### DIRECTIONS FOR THIS TASK
Copy out, word for word, the lines of the records starting with the line that contains "Patent image size: (522, 1257)." and continuing through the final line of the records.

Dataset records
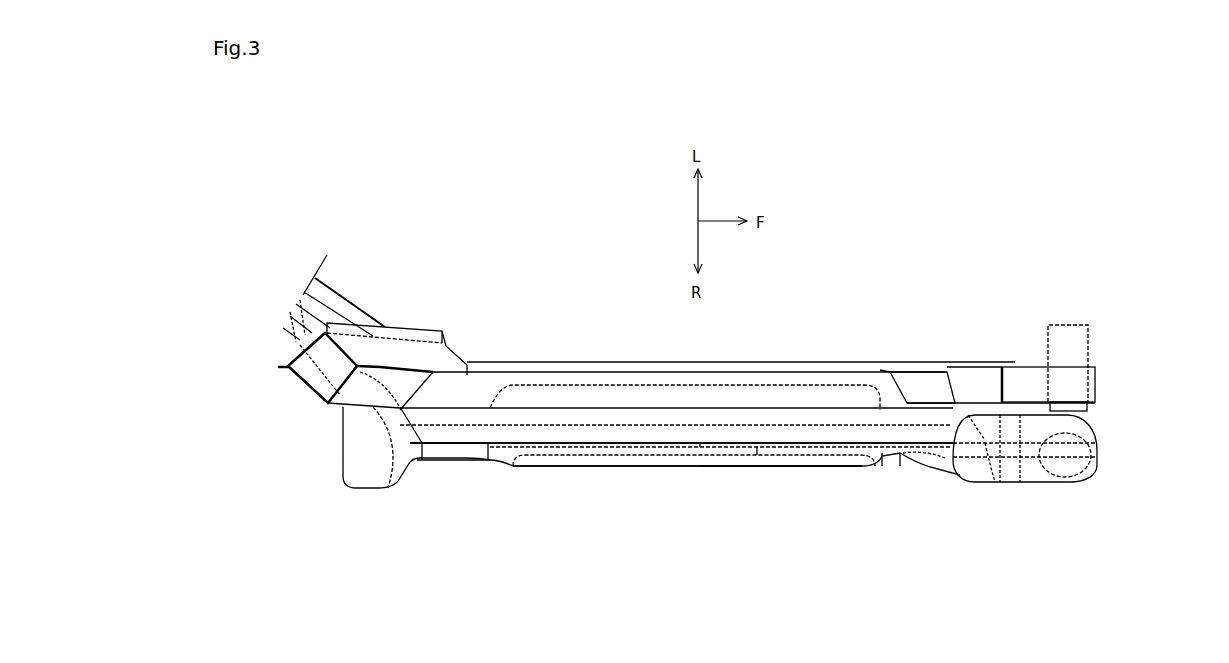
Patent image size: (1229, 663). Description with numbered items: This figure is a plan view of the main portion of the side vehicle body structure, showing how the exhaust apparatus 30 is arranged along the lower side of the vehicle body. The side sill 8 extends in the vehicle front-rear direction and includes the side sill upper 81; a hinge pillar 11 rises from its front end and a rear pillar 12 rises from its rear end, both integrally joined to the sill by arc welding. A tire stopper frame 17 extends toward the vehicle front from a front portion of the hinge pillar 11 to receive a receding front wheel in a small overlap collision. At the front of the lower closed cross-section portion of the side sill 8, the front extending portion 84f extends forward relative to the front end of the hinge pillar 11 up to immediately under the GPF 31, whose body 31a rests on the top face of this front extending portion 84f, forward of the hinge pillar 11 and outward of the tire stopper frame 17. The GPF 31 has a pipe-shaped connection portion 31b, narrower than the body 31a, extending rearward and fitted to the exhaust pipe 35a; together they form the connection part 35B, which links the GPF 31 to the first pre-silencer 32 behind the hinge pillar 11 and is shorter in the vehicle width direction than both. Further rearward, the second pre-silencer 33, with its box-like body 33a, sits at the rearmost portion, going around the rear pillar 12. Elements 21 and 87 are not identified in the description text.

The side sill 8 is at (623, 362).
The strut 21 is at (356, 305).
The rear pillar 12 is at (406, 325).
The exhaust pipe 35a is at (297, 340).
The connection part 35B is at (923, 525).
The second pre-silencer 33 is at (343, 458).
The body of the second pre-silencer 33a is at (388, 482).
The first pre-silencer 32 is at (577, 458).
The inner member 87 is at (702, 436).
The side sill upper 81 is at (757, 445).
The exhaust apparatus 30 is at (831, 478).
The hinge pillar 11 is at (982, 362).
The tire stopper frame 17 is at (1033, 372).
The GPF 31 is at (1070, 476).
The body of the GPF 31a is at (1018, 470).
The connection portion of the GPF 31b is at (930, 470).
The front extending portion 84f is at (993, 488).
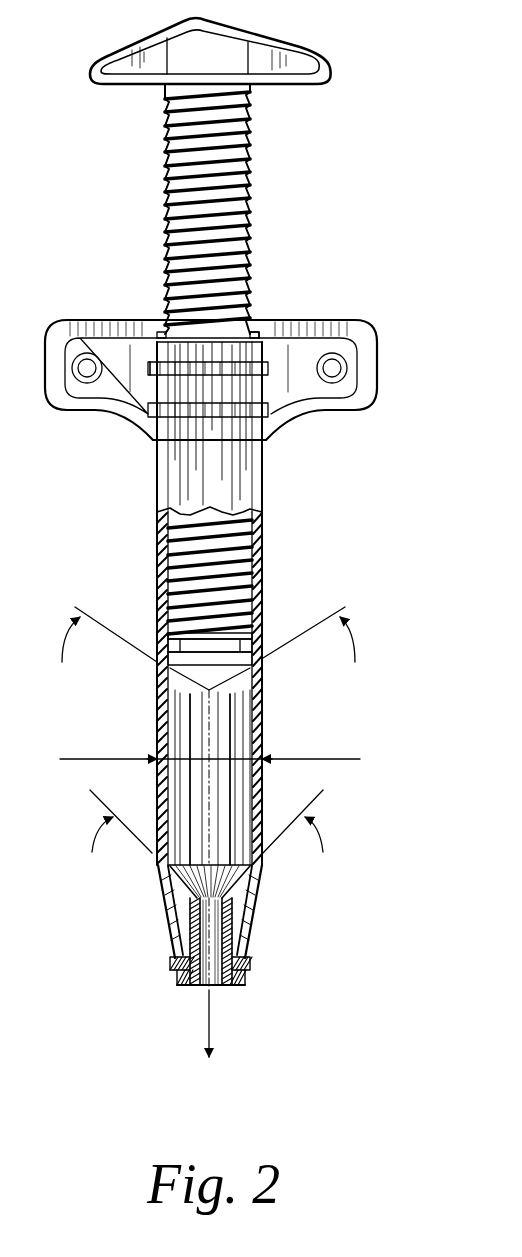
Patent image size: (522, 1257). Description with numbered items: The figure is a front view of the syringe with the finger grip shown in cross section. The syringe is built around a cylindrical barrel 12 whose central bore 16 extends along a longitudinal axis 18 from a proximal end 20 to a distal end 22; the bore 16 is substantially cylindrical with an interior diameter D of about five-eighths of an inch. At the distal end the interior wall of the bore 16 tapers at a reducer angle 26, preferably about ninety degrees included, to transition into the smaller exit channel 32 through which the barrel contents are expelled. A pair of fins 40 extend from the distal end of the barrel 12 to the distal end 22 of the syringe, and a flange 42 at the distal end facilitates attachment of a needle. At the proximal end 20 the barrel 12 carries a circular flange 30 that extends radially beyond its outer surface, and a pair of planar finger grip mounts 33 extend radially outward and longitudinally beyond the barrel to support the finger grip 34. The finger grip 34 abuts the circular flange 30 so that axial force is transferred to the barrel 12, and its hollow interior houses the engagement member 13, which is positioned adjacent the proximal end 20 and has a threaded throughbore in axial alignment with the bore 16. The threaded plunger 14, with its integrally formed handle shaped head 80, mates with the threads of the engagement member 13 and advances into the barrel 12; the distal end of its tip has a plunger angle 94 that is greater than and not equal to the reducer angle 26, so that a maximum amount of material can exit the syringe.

The handle shaped head 80 is at (327, 58).
The threaded plunger 14 is at (250, 148).
The finger grip 34 is at (374, 393).
The finger grip mounts 33 is at (295, 357).
The barrel 12 is at (267, 575).
The circular flange 30 is at (268, 412).
The proximal end 20 is at (150, 358).
The engagement member 13 is at (266, 342).
The central bore 16 is at (234, 740).
The plunger angle 94 is at (210, 655).
The diameter D is at (220, 760).
The reducer angle 26 is at (213, 841).
The fins 40 is at (180, 915).
The exit channel 32 is at (218, 935).
The flange 42 is at (248, 985).
The distal end 22 is at (192, 993).
The longitudinal axis 18 is at (209, 1022).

### ANSWER TO THIS PROBLEM
Patent image size: (522, 1257). Description with numbered items: The figure is a front view of the syringe with the finger grip shown in cross section. The syringe is built around a cylindrical barrel 12 whose central bore 16 extends along a longitudinal axis 18 from a proximal end 20 to a distal end 22; the bore 16 is substantially cylindrical with an interior diameter D of about five-eighths of an inch. At the distal end the interior wall of the bore 16 tapers at a reducer angle 26, preferably about ninety degrees included, to transition into the smaller exit channel 32 through which the barrel contents are expelled. A pair of fins 40 extend from the distal end of the barrel 12 to the distal end 22 of the syringe, and a flange 42 at the distal end facilitates attachment of a needle. At the proximal end 20 the barrel 12 carries a circular flange 30 that extends radially beyond its outer surface, and a pair of planar finger grip mounts 33 extend radially outward and longitudinally beyond the barrel to support the finger grip 34. The finger grip 34 abuts the circular flange 30 so that axial force is transferred to the barrel 12, and its hollow interior houses the engagement member 13, which is positioned adjacent the proximal end 20 and has a threaded throughbore in axial alignment with the bore 16. The threaded plunger 14, with its integrally formed handle shaped head 80, mates with the threads of the engagement member 13 and advances into the barrel 12; the distal end of its tip has a plunger angle 94 that is greater than and not equal to the reducer angle 26, so that a maximum amount of material can exit the syringe.

The handle shaped head 80 is at (327, 58).
The threaded plunger 14 is at (250, 148).
The finger grip 34 is at (374, 393).
The finger grip mounts 33 is at (295, 357).
The barrel 12 is at (267, 575).
The circular flange 30 is at (268, 412).
The proximal end 20 is at (150, 358).
The engagement member 13 is at (266, 342).
The central bore 16 is at (234, 740).
The plunger angle 94 is at (210, 655).
The diameter D is at (220, 760).
The reducer angle 26 is at (213, 841).
The fins 40 is at (180, 915).
The exit channel 32 is at (218, 935).
The flange 42 is at (248, 985).
The distal end 22 is at (192, 993).
The longitudinal axis 18 is at (209, 1022).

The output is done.